• [WORK TO DO]: Gather each line in the entries that includes the string "bought".

• [EXTRACTED RECORDS]:
* * *

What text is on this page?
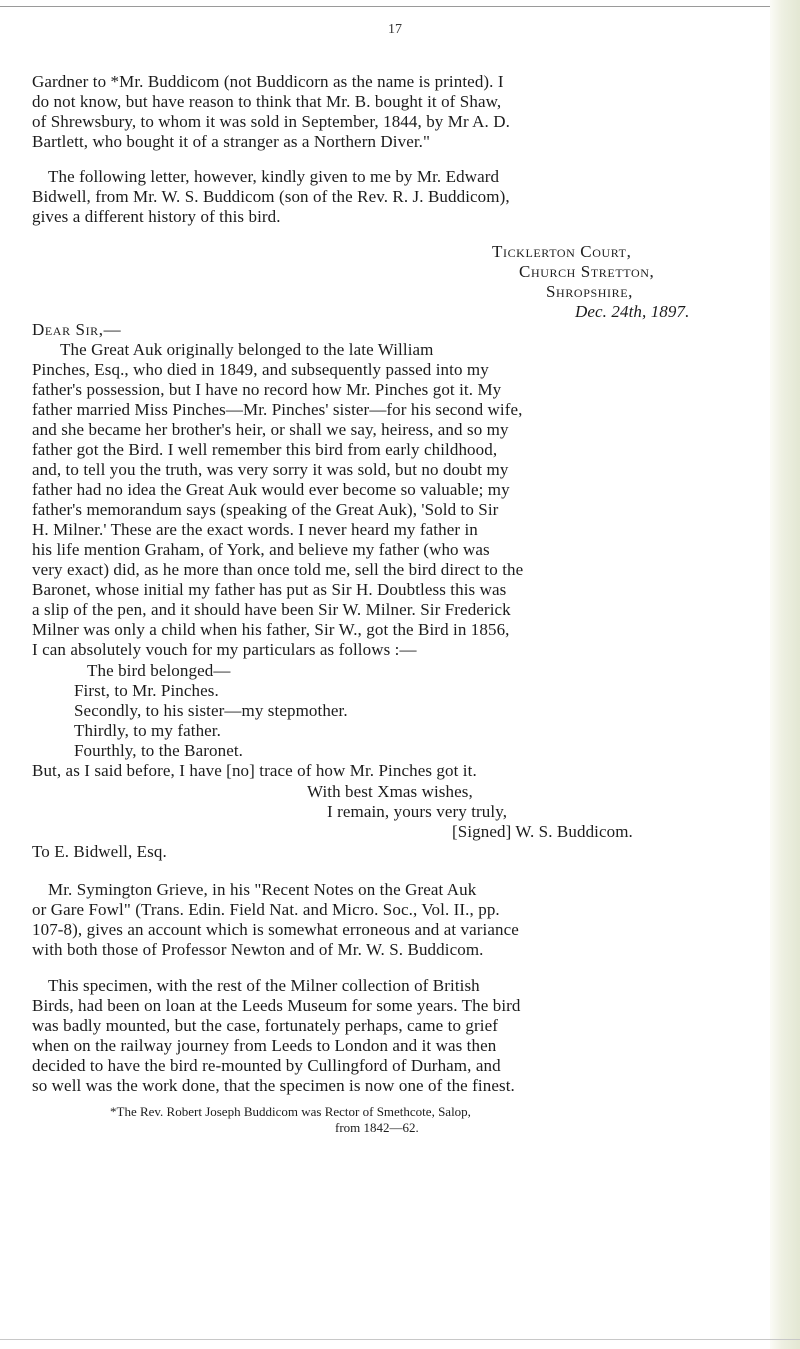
17
Gardner to *Mr. Buddicom (not Buddicorn as the name is printed). I
do not know, but have reason to think that Mr. B. bought it of Shaw,
of Shrewsbury, to whom it was sold in September, 1844, by Mr A. D.
Bartlett, who bought it of a stranger as a Northern Diver."
The following letter, however, kindly given to me by Mr. Edward
Bidwell, from Mr. W. S. Buddicom (son of the Rev. R. J. Buddicom),
gives a different history of this bird.
Ticklerton Court,
Church Stretton,
Shropshire,
Dec. 24th, 1897.
Dear Sir,—
The Great Auk originally belonged to the late William
Pinches, Esq., who died in 1849, and subsequently passed into my
father's possession, but I have no record how Mr. Pinches got it. My
father married Miss Pinches—Mr. Pinches' sister—for his second wife,
and she became her brother's heir, or shall we say, heiress, and so my
father got the Bird. I well remember this bird from early childhood,
and, to tell you the truth, was very sorry it was sold, but no doubt my
father had no idea the Great Auk would ever become so valuable; my
father's memorandum says (speaking of the Great Auk), 'Sold to Sir
H. Milner.' These are the exact words. I never heard my father in
his life mention Graham, of York, and believe my father (who was
very exact) did, as he more than once told me, sell the bird direct to the
Baronet, whose initial my father has put as Sir H. Doubtless this was
a slip of the pen, and it should have been Sir W. Milner. Sir Frederick
Milner was only a child when his father, Sir W., got the Bird in 1856,
I can absolutely vouch for my particulars as follows :—
The bird belonged—
First, to Mr. Pinches.
Secondly, to his sister—my stepmother.
Thirdly, to my father.
Fourthly, to the Baronet.
But, as I said before, I have [no] trace of how Mr. Pinches got it.
With best Xmas wishes,
I remain, yours very truly,
[Signed] W. S. Buddicom.
To E. Bidwell, Esq.
Mr. Symington Grieve, in his "Recent Notes on the Great Auk
or Gare Fowl" (Trans. Edin. Field Nat. and Micro. Soc., Vol. II., pp.
107-8), gives an account which is somewhat erroneous and at variance
with both those of Professor Newton and of Mr. W. S. Buddicom.
This specimen, with the rest of the Milner collection of British
Birds, had been on loan at the Leeds Museum for some years. The bird
was badly mounted, but the case, fortunately perhaps, came to grief
when on the railway journey from Leeds to London and it was then
decided to have the bird re-mounted by Cullingford of Durham, and
so well was the work done, that the specimen is now one of the finest.
*The Rev. Robert Joseph Buddicom was Rector of Smethcote, Salop,
from 1842—62.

* * *

• [FULL ANSWER]:
do not know, but have reason to think that Mr. B. bought it of Shaw,
Bartlett, who bought it of a stranger as a Northern Diver."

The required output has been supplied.